Find each line holding the word "Fluch" and give the number of such lines, nothing else.

■ Items from a dataset
■ ■ ■ ■ ■ ■ ■
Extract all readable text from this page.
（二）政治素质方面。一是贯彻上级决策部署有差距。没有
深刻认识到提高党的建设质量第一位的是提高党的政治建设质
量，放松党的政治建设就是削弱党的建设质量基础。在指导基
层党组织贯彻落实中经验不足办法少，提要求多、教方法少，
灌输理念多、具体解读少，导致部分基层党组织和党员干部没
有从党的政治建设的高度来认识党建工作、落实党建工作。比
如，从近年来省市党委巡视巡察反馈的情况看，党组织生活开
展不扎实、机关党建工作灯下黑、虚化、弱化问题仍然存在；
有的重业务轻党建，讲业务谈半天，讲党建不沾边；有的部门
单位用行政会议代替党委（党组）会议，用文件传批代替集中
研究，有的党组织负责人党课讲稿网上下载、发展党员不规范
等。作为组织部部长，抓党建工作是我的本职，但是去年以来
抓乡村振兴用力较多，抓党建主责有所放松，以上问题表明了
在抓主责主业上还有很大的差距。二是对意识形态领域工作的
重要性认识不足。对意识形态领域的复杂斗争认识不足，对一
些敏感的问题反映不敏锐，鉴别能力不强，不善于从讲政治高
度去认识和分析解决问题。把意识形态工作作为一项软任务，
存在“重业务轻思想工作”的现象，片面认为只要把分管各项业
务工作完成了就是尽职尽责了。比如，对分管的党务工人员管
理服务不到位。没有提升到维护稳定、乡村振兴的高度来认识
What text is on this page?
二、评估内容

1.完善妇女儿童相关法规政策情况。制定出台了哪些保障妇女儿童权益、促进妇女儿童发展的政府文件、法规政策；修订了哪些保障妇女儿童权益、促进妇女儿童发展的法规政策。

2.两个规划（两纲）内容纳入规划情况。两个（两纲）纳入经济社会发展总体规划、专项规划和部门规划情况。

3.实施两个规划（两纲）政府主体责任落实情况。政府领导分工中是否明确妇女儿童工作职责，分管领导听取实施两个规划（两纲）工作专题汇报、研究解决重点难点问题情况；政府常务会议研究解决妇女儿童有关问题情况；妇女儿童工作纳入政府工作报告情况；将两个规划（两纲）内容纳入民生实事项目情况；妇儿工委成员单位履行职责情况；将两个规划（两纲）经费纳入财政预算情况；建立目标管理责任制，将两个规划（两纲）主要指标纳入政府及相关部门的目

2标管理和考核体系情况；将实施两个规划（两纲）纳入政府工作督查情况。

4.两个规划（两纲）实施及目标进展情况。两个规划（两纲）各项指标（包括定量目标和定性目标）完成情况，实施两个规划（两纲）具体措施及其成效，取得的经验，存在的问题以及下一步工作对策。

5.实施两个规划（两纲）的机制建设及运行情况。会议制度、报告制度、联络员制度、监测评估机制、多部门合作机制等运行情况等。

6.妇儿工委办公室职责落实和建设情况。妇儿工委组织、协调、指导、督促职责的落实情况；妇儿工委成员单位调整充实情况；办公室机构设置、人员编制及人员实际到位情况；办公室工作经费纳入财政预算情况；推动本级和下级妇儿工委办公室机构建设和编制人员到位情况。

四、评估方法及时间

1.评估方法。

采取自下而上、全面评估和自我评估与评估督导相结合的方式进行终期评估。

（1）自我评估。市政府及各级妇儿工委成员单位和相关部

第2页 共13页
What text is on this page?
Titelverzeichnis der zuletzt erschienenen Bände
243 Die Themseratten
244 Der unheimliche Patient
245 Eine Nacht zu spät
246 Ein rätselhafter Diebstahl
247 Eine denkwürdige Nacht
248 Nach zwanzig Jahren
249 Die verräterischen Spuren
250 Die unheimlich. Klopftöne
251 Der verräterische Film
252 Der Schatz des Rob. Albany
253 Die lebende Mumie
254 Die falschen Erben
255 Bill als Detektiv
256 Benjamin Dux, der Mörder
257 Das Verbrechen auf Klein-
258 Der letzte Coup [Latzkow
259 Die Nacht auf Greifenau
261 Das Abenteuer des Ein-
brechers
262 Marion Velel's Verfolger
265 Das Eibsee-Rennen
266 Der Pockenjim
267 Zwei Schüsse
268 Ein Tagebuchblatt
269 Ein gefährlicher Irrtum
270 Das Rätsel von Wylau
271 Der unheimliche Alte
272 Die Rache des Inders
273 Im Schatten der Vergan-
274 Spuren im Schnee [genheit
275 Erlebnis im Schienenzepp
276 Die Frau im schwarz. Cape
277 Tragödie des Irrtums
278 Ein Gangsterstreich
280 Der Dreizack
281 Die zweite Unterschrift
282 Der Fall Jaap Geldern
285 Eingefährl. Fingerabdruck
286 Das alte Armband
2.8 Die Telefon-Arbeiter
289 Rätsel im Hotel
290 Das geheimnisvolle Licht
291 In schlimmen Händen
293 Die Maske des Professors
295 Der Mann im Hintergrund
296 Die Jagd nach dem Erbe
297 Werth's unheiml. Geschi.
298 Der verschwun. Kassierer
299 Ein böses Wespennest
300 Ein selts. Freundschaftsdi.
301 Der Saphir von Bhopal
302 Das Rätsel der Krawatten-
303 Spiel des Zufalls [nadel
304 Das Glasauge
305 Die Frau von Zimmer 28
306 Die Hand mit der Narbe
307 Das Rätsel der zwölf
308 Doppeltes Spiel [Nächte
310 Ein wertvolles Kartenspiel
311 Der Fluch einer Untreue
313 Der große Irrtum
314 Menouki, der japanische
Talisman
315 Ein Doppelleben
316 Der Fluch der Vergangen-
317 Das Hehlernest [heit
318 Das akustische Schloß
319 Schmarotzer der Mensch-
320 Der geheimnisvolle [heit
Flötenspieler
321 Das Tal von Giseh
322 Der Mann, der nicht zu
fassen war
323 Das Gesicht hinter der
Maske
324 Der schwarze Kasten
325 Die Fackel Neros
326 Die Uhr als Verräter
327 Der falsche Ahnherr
■ ■ ■ ■ ■ ■ ■
■ Written solution
2